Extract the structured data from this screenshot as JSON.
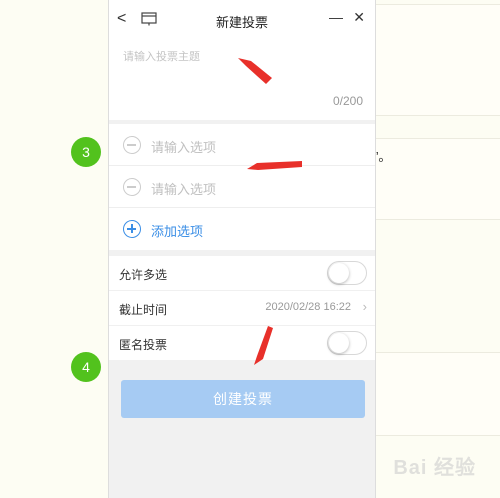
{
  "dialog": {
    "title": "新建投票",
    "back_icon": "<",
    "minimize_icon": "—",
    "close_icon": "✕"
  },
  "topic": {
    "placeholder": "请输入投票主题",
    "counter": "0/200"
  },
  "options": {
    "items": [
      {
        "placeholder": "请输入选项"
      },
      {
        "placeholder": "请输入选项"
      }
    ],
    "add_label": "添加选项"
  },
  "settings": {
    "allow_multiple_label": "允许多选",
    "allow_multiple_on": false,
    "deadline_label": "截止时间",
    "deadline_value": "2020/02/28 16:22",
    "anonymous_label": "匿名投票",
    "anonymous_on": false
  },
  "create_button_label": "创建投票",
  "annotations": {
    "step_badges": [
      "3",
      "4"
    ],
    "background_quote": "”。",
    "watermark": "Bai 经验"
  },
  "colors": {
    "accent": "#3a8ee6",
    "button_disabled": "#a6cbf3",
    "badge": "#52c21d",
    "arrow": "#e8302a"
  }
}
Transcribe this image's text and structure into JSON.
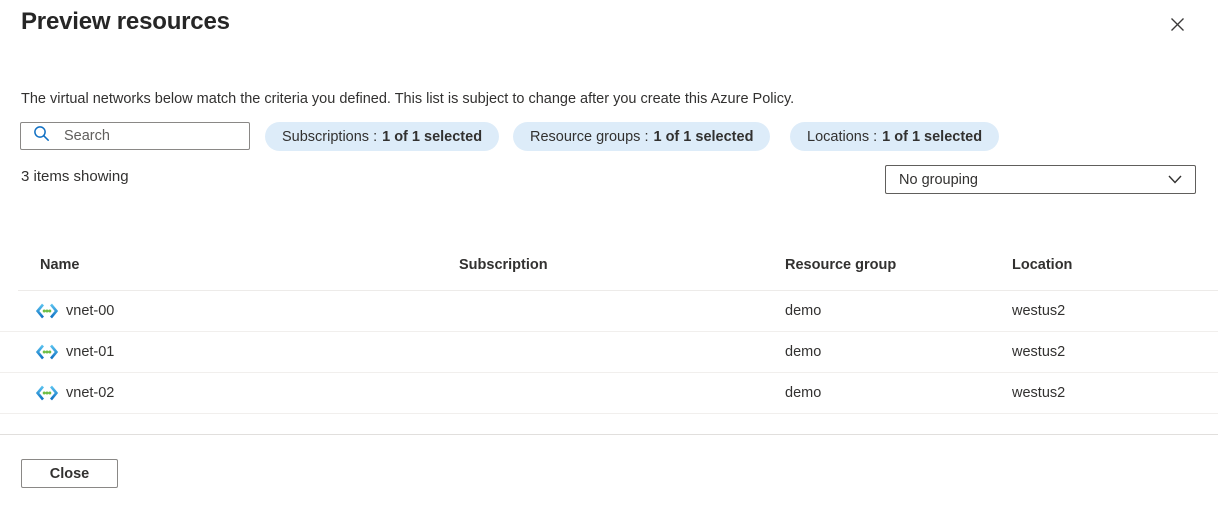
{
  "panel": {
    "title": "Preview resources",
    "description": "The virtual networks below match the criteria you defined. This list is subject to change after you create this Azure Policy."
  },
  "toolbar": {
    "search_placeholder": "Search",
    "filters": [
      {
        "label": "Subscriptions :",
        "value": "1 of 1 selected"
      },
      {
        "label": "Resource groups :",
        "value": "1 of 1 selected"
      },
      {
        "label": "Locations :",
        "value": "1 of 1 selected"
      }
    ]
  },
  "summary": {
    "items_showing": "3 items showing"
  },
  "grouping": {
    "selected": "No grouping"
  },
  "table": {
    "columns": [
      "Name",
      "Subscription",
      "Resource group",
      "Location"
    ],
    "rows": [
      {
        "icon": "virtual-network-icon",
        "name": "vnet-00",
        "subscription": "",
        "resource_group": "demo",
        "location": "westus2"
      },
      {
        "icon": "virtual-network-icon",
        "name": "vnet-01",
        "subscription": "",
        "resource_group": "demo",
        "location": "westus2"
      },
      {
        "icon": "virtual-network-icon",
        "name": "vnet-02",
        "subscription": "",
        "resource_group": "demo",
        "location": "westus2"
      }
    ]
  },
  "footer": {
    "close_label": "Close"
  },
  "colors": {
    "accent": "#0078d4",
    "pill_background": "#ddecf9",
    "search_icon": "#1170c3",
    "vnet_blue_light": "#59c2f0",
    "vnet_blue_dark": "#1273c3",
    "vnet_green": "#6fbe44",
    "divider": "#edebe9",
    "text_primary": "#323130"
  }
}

Task description. Quote the preceding listing precisely and completely, omitting its images.

Result.
Extract the structured data from this screenshot as JSON.
{
  "dialog": {
    "title": "新建投票",
    "back_icon": "<",
    "minimize_icon": "—",
    "close_icon": "✕"
  },
  "topic": {
    "placeholder": "请输入投票主题",
    "counter": "0/200"
  },
  "options": {
    "items": [
      {
        "placeholder": "请输入选项"
      },
      {
        "placeholder": "请输入选项"
      }
    ],
    "add_label": "添加选项"
  },
  "settings": {
    "allow_multiple_label": "允许多选",
    "allow_multiple_on": false,
    "deadline_label": "截止时间",
    "deadline_value": "2020/02/28 16:22",
    "anonymous_label": "匿名投票",
    "anonymous_on": false
  },
  "create_button_label": "创建投票",
  "annotations": {
    "step_badges": [
      "3",
      "4"
    ],
    "background_quote": "”。",
    "watermark": "Bai 经验"
  },
  "colors": {
    "accent": "#3a8ee6",
    "button_disabled": "#a6cbf3",
    "badge": "#52c21d",
    "arrow": "#e8302a"
  }
}
Transcribe this image's text and structure into JSON.
{
  "panel": {
    "title": "Preview resources",
    "description": "The virtual networks below match the criteria you defined. This list is subject to change after you create this Azure Policy."
  },
  "toolbar": {
    "search_placeholder": "Search",
    "filters": [
      {
        "label": "Subscriptions :",
        "value": "1 of 1 selected"
      },
      {
        "label": "Resource groups :",
        "value": "1 of 1 selected"
      },
      {
        "label": "Locations :",
        "value": "1 of 1 selected"
      }
    ]
  },
  "summary": {
    "items_showing": "3 items showing"
  },
  "grouping": {
    "selected": "No grouping"
  },
  "table": {
    "columns": [
      "Name",
      "Subscription",
      "Resource group",
      "Location"
    ],
    "rows": [
      {
        "icon": "virtual-network-icon",
        "name": "vnet-00",
        "subscription": "",
        "resource_group": "demo",
        "location": "westus2"
      },
      {
        "icon": "virtual-network-icon",
        "name": "vnet-01",
        "subscription": "",
        "resource_group": "demo",
        "location": "westus2"
      },
      {
        "icon": "virtual-network-icon",
        "name": "vnet-02",
        "subscription": "",
        "resource_group": "demo",
        "location": "westus2"
      }
    ]
  },
  "footer": {
    "close_label": "Close"
  },
  "colors": {
    "accent": "#0078d4",
    "pill_background": "#ddecf9",
    "search_icon": "#1170c3",
    "vnet_blue_light": "#59c2f0",
    "vnet_blue_dark": "#1273c3",
    "vnet_green": "#6fbe44",
    "divider": "#edebe9",
    "text_primary": "#323130"
  }
}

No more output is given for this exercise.